BEGIN
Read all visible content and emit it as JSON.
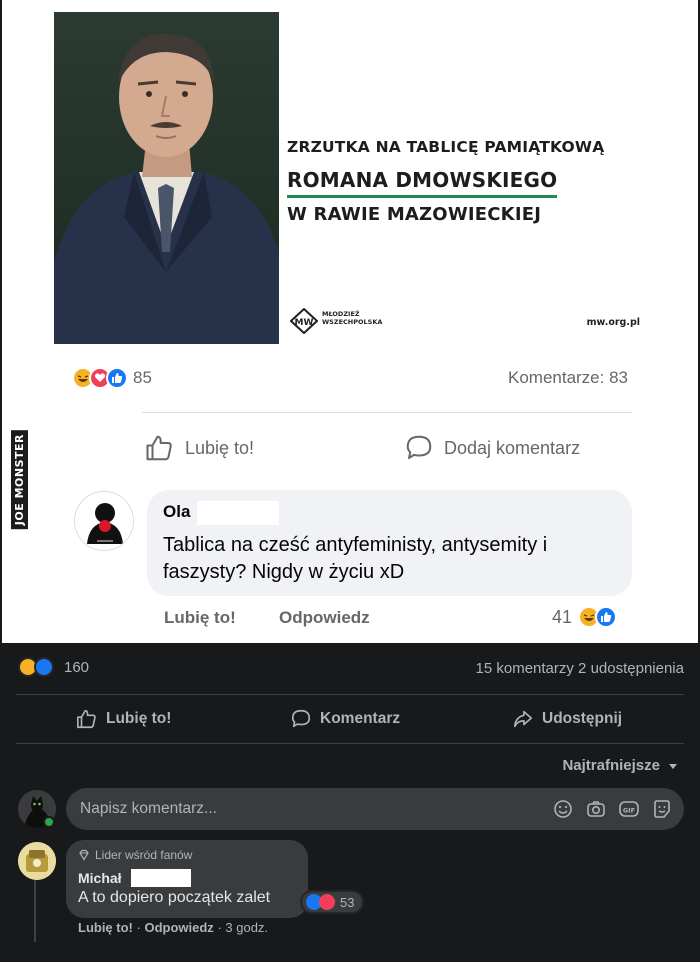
{
  "banner": {
    "line1": "ZRZUTKA NA TABLICĘ PAMIĄTKOWĄ",
    "line2": "ROMANA DMOWSKIEGO",
    "line3": "W RAWIE MAZOWIECKIEJ",
    "org_line1": "MŁODZIEŻ",
    "org_line2": "WSZECHPOLSKA",
    "url": "mw.org.pl"
  },
  "light_post": {
    "reaction_count": "85",
    "comments_label": "Komentarze: 83",
    "like_label": "Lubię to!",
    "comment_label": "Dodaj komentarz",
    "comment": {
      "author": "Ola",
      "text": "Tablica na cześć antyfeministy, antysemity i faszysty? Nigdy w życiu xD",
      "like_label": "Lubię to!",
      "reply_label": "Odpowiedz",
      "reaction_count": "41"
    }
  },
  "watermark": "JOE MONSTER",
  "fb_post": {
    "reaction_count": "160",
    "comments_shares": "15 komentarzy  2 udostępnienia",
    "actions": {
      "like": "Lubię to!",
      "comment": "Komentarz",
      "share": "Udostępnij"
    },
    "sort_label": "Najtrafniejsze",
    "input_placeholder": "Napisz komentarz...",
    "comment": {
      "badge": "Lider wśród fanów",
      "author": "Michał",
      "text": "A to dopiero początek zalet",
      "reaction_count": "53",
      "like": "Lubię to!",
      "reply": "Odpowiedz",
      "time": "3 godz."
    }
  },
  "colors": {
    "dark_bg": "#18191a",
    "bubble_dark": "#3a3b3c",
    "green_underline": "#1e8a55",
    "fb_blue": "#1877f2"
  }
}
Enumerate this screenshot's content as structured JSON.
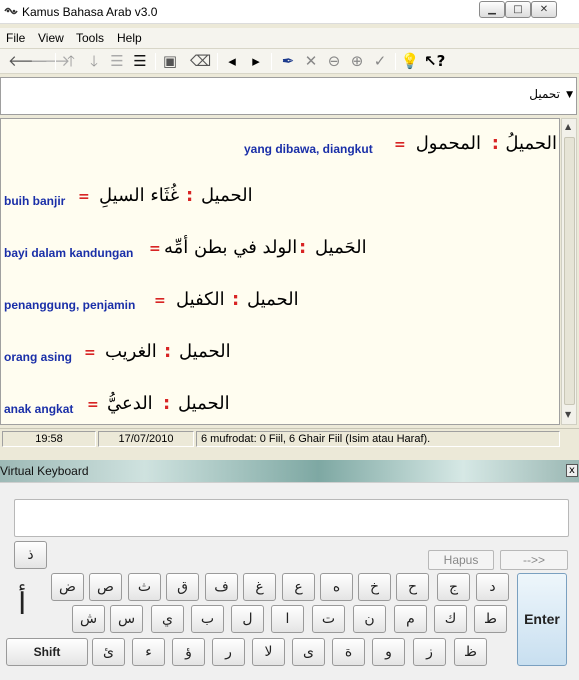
{
  "window": {
    "title": "Kamus Bahasa Arab v3.0"
  },
  "menu": [
    "File",
    "View",
    "Tools",
    "Help"
  ],
  "toolbar": {
    "icons": [
      "back-arrow-icon",
      "forward-arrow-icon",
      "up-arrow-icon",
      "down-arrow-icon",
      "lines-icon",
      "lines-bold-icon",
      "properties-icon",
      "eraser-icon",
      "left-triangle-icon",
      "right-triangle-icon",
      "pin-icon",
      "pin-cross-icon",
      "pin-minus-icon",
      "pin-plus-icon",
      "pin-check-icon",
      "help-bulb-icon",
      "whats-this-icon"
    ]
  },
  "word_select": {
    "value": "تحميل"
  },
  "entries": [
    {
      "arabic_right": "الحميلُ",
      "arabic_left": "المحمول",
      "translation": "yang dibawa, diangkut"
    },
    {
      "arabic_right": "الحميل",
      "arabic_left": "غُثَاء السيلِ",
      "translation": "buih banjir"
    },
    {
      "arabic_right": "الحَميل",
      "arabic_left": "الولد في بطن أمِّه",
      "translation": "bayi dalam kandungan"
    },
    {
      "arabic_right": "الحميل",
      "arabic_left": "الكفيل",
      "translation": "penanggung, penjamin"
    },
    {
      "arabic_right": "الحميل",
      "arabic_left": "الغريب",
      "translation": "orang asing"
    },
    {
      "arabic_right": "الحميل",
      "arabic_left": "الدعيُّ",
      "translation": "anak angkat"
    }
  ],
  "separators": {
    "colon": ":",
    "equals": "="
  },
  "status": {
    "time": "19:58",
    "date": "17/07/2010",
    "info": "6 mufrodat: 0 Fiil, 6 Ghair Fiil (Isim atau Haraf)."
  },
  "keyboard": {
    "title": "Virtual Keyboard",
    "close": "x",
    "hapus": "Hapus",
    "next": "-->>",
    "top_key": "ذ",
    "alif_indicator": "أ",
    "row1": [
      "ض",
      "ص",
      "ث",
      "ق",
      "ف",
      "غ",
      "ع",
      "ه",
      "خ",
      "ح",
      "ج",
      "د"
    ],
    "row2": [
      "ش",
      "س",
      "ي",
      "ب",
      "ل",
      "ا",
      "ت",
      "ن",
      "م",
      "ك",
      "ط"
    ],
    "row3": [
      "ئ",
      "ء",
      "ؤ",
      "ر",
      "لا",
      "ى",
      "ة",
      "و",
      "ز",
      "ظ"
    ],
    "shift": "Shift",
    "enter": "Enter"
  }
}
END
Objective: Repeat each line of the records above exactly, but do not copy the pictures.

Full solution:
Read all visible content and emit it as JSON.
{
  "banner": {
    "line1": "ZRZUTKA NA TABLICĘ PAMIĄTKOWĄ",
    "line2": "ROMANA DMOWSKIEGO",
    "line3": "W RAWIE MAZOWIECKIEJ",
    "org_line1": "MŁODZIEŻ",
    "org_line2": "WSZECHPOLSKA",
    "url": "mw.org.pl"
  },
  "light_post": {
    "reaction_count": "85",
    "comments_label": "Komentarze: 83",
    "like_label": "Lubię to!",
    "comment_label": "Dodaj komentarz",
    "comment": {
      "author": "Ola",
      "text": "Tablica na cześć antyfeministy, antysemity i faszysty? Nigdy w życiu xD",
      "like_label": "Lubię to!",
      "reply_label": "Odpowiedz",
      "reaction_count": "41"
    }
  },
  "watermark": "JOE MONSTER",
  "fb_post": {
    "reaction_count": "160",
    "comments_shares": "15 komentarzy  2 udostępnienia",
    "actions": {
      "like": "Lubię to!",
      "comment": "Komentarz",
      "share": "Udostępnij"
    },
    "sort_label": "Najtrafniejsze",
    "input_placeholder": "Napisz komentarz...",
    "comment": {
      "badge": "Lider wśród fanów",
      "author": "Michał",
      "text": "A to dopiero początek zalet",
      "reaction_count": "53",
      "like": "Lubię to!",
      "reply": "Odpowiedz",
      "time": "3 godz."
    }
  },
  "colors": {
    "dark_bg": "#18191a",
    "bubble_dark": "#3a3b3c",
    "green_underline": "#1e8a55",
    "fb_blue": "#1877f2"
  }
}
Enumerate this screenshot's content as structured JSON.
{
  "window": {
    "title": "Kamus Bahasa Arab v3.0"
  },
  "menu": [
    "File",
    "View",
    "Tools",
    "Help"
  ],
  "toolbar": {
    "icons": [
      "back-arrow-icon",
      "forward-arrow-icon",
      "up-arrow-icon",
      "down-arrow-icon",
      "lines-icon",
      "lines-bold-icon",
      "properties-icon",
      "eraser-icon",
      "left-triangle-icon",
      "right-triangle-icon",
      "pin-icon",
      "pin-cross-icon",
      "pin-minus-icon",
      "pin-plus-icon",
      "pin-check-icon",
      "help-bulb-icon",
      "whats-this-icon"
    ]
  },
  "word_select": {
    "value": "تحميل"
  },
  "entries": [
    {
      "arabic_right": "الحميلُ",
      "arabic_left": "المحمول",
      "translation": "yang dibawa, diangkut"
    },
    {
      "arabic_right": "الحميل",
      "arabic_left": "غُثَاء السيلِ",
      "translation": "buih banjir"
    },
    {
      "arabic_right": "الحَميل",
      "arabic_left": "الولد في بطن أمِّه",
      "translation": "bayi dalam kandungan"
    },
    {
      "arabic_right": "الحميل",
      "arabic_left": "الكفيل",
      "translation": "penanggung, penjamin"
    },
    {
      "arabic_right": "الحميل",
      "arabic_left": "الغريب",
      "translation": "orang asing"
    },
    {
      "arabic_right": "الحميل",
      "arabic_left": "الدعيُّ",
      "translation": "anak angkat"
    }
  ],
  "separators": {
    "colon": ":",
    "equals": "="
  },
  "status": {
    "time": "19:58",
    "date": "17/07/2010",
    "info": "6 mufrodat: 0 Fiil, 6 Ghair Fiil (Isim atau Haraf)."
  },
  "keyboard": {
    "title": "Virtual Keyboard",
    "close": "x",
    "hapus": "Hapus",
    "next": "-->>",
    "top_key": "ذ",
    "alif_indicator": "أ",
    "row1": [
      "ض",
      "ص",
      "ث",
      "ق",
      "ف",
      "غ",
      "ع",
      "ه",
      "خ",
      "ح",
      "ج",
      "د"
    ],
    "row2": [
      "ش",
      "س",
      "ي",
      "ب",
      "ل",
      "ا",
      "ت",
      "ن",
      "م",
      "ك",
      "ط"
    ],
    "row3": [
      "ئ",
      "ء",
      "ؤ",
      "ر",
      "لا",
      "ى",
      "ة",
      "و",
      "ز",
      "ظ"
    ],
    "shift": "Shift",
    "enter": "Enter"
  }
}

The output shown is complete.